• _Exercise brief_:
Copy out the entries in full and with complete accuracy; pictures are excluded.
--- --- ---
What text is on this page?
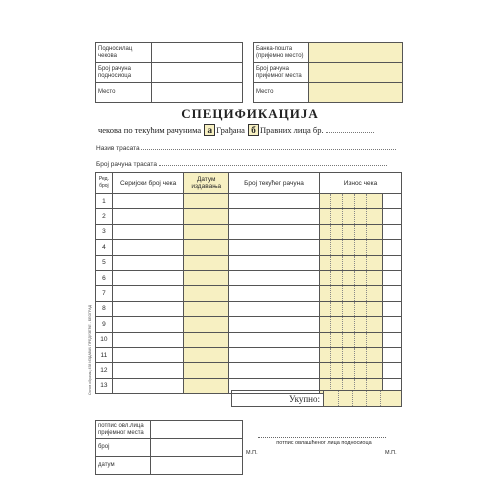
Подносилац чекова	
Број рачуна подносиоца	
Место	
Банка-пошта (пријемно место)	
Број рачуна пријемног места	
Место	
СПЕЦИФИКАЦИЈА
чекова по текућим рачунима а Грађана б Правних лица бр.
Назив трасата
Број рачуна трасата
Ред. број	Серијски број чека	Датум издавања	Број текућег рачуна	Износ чека
1				

2				

3				

4				

5				

6				

7				

8				

9				

10				

11				

12				

13				
Укупно:	
Основ образац 458 ИЗДАВАЧ ПРЕДУЗЕЋЕ - БЕОГРАД
потпис овл.лица пријемног места	
број	
датум	
М.П.
потпис овлашћеног лица подносиоца
М.П.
--- --- ---
• _Full output_:
What text is on this page?
Подносилац чекова	
Број рачуна подносиоца	
Место	
Банка-пошта (пријемно место)	
Број рачуна пријемног места	
Место	
СПЕЦИФИКАЦИЈА
чекова по текућим рачунима а Грађана б Правних лица бр.
Назив трасата
Број рачуна трасата
Ред. број	Серијски број чека	Датум издавања	Број текућег рачуна	Износ чека
1				

2				

3				

4				

5				

6				

7				

8				

9				

10				

11				

12				

13				
Укупно:	
Основ образац 458 ИЗДАВАЧ ПРЕДУЗЕЋЕ - БЕОГРАД
потпис овл.лица пријемног места	
број	
датум	
М.П.
потпис овлашћеног лица подносиоца
М.П.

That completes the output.